- WHAT THE EXERCISE ASKS: Return the whole listing exactly as it stands.

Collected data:
....

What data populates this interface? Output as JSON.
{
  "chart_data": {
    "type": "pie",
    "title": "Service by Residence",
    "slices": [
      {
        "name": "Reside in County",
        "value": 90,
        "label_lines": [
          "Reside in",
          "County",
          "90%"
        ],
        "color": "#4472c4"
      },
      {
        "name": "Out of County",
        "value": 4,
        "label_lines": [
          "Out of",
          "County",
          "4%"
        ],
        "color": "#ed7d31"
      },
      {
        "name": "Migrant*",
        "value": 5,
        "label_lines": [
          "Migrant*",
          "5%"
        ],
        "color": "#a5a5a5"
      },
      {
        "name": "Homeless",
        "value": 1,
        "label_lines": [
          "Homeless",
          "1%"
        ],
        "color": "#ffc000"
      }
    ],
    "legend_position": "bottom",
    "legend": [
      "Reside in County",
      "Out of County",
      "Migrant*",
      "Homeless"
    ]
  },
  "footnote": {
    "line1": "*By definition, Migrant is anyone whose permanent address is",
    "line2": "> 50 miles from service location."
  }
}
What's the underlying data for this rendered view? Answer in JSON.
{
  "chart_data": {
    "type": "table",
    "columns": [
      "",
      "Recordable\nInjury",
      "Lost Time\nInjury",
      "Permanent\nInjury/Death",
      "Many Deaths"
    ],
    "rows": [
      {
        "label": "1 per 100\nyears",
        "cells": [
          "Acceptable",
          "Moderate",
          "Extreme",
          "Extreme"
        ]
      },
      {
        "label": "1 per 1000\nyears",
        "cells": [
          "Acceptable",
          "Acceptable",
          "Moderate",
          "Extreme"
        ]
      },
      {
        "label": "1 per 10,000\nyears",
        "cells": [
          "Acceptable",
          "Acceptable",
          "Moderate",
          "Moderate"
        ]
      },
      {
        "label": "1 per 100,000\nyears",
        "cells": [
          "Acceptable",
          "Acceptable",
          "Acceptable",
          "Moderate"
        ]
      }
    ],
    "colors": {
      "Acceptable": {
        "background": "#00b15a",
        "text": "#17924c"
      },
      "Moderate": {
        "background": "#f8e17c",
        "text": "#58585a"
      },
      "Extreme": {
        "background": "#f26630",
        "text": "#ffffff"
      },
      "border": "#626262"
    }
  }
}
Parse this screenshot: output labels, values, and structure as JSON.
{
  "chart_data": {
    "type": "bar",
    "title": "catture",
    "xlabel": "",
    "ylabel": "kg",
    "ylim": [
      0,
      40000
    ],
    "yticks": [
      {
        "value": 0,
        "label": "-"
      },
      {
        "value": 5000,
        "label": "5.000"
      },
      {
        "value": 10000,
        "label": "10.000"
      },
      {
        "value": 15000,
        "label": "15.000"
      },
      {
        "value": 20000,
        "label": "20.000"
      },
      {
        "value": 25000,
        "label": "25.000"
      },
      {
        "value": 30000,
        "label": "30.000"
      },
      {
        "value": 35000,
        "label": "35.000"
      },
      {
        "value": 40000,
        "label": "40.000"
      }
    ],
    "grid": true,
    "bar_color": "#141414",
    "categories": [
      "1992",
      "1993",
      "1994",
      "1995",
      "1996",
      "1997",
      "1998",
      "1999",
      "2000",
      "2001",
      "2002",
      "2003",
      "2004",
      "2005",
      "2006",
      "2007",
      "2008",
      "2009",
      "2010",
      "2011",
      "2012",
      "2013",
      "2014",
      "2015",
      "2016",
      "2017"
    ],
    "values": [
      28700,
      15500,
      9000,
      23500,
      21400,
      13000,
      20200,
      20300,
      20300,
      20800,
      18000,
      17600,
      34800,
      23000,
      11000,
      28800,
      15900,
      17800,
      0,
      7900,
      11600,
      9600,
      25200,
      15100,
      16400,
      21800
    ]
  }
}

....

- SOLUTION FOR THIS TASK:
What data populates this interface? Output as JSON.
{
  "chart_data": {
    "type": "pie",
    "title": "Service by Residence",
    "slices": [
      {
        "name": "Reside in County",
        "value": 90,
        "label_lines": [
          "Reside in",
          "County",
          "90%"
        ],
        "color": "#4472c4"
      },
      {
        "name": "Out of County",
        "value": 4,
        "label_lines": [
          "Out of",
          "County",
          "4%"
        ],
        "color": "#ed7d31"
      },
      {
        "name": "Migrant*",
        "value": 5,
        "label_lines": [
          "Migrant*",
          "5%"
        ],
        "color": "#a5a5a5"
      },
      {
        "name": "Homeless",
        "value": 1,
        "label_lines": [
          "Homeless",
          "1%"
        ],
        "color": "#ffc000"
      }
    ],
    "legend_position": "bottom",
    "legend": [
      "Reside in County",
      "Out of County",
      "Migrant*",
      "Homeless"
    ]
  },
  "footnote": {
    "line1": "*By definition, Migrant is anyone whose permanent address is",
    "line2": "> 50 miles from service location."
  }
}
What's the underlying data for this rendered view? Answer in JSON.
{
  "chart_data": {
    "type": "table",
    "columns": [
      "",
      "Recordable\nInjury",
      "Lost Time\nInjury",
      "Permanent\nInjury/Death",
      "Many Deaths"
    ],
    "rows": [
      {
        "label": "1 per 100\nyears",
        "cells": [
          "Acceptable",
          "Moderate",
          "Extreme",
          "Extreme"
        ]
      },
      {
        "label": "1 per 1000\nyears",
        "cells": [
          "Acceptable",
          "Acceptable",
          "Moderate",
          "Extreme"
        ]
      },
      {
        "label": "1 per 10,000\nyears",
        "cells": [
          "Acceptable",
          "Acceptable",
          "Moderate",
          "Moderate"
        ]
      },
      {
        "label": "1 per 100,000\nyears",
        "cells": [
          "Acceptable",
          "Acceptable",
          "Acceptable",
          "Moderate"
        ]
      }
    ],
    "colors": {
      "Acceptable": {
        "background": "#00b15a",
        "text": "#17924c"
      },
      "Moderate": {
        "background": "#f8e17c",
        "text": "#58585a"
      },
      "Extreme": {
        "background": "#f26630",
        "text": "#ffffff"
      },
      "border": "#626262"
    }
  }
}
Parse this screenshot: output labels, values, and structure as JSON.
{
  "chart_data": {
    "type": "bar",
    "title": "catture",
    "xlabel": "",
    "ylabel": "kg",
    "ylim": [
      0,
      40000
    ],
    "yticks": [
      {
        "value": 0,
        "label": "-"
      },
      {
        "value": 5000,
        "label": "5.000"
      },
      {
        "value": 10000,
        "label": "10.000"
      },
      {
        "value": 15000,
        "label": "15.000"
      },
      {
        "value": 20000,
        "label": "20.000"
      },
      {
        "value": 25000,
        "label": "25.000"
      },
      {
        "value": 30000,
        "label": "30.000"
      },
      {
        "value": 35000,
        "label": "35.000"
      },
      {
        "value": 40000,
        "label": "40.000"
      }
    ],
    "grid": true,
    "bar_color": "#141414",
    "categories": [
      "1992",
      "1993",
      "1994",
      "1995",
      "1996",
      "1997",
      "1998",
      "1999",
      "2000",
      "2001",
      "2002",
      "2003",
      "2004",
      "2005",
      "2006",
      "2007",
      "2008",
      "2009",
      "2010",
      "2011",
      "2012",
      "2013",
      "2014",
      "2015",
      "2016",
      "2017"
    ],
    "values": [
      28700,
      15500,
      9000,
      23500,
      21400,
      13000,
      20200,
      20300,
      20300,
      20800,
      18000,
      17600,
      34800,
      23000,
      11000,
      28800,
      15900,
      17800,
      0,
      7900,
      11600,
      9600,
      25200,
      15100,
      16400,
      21800
    ]
  }
}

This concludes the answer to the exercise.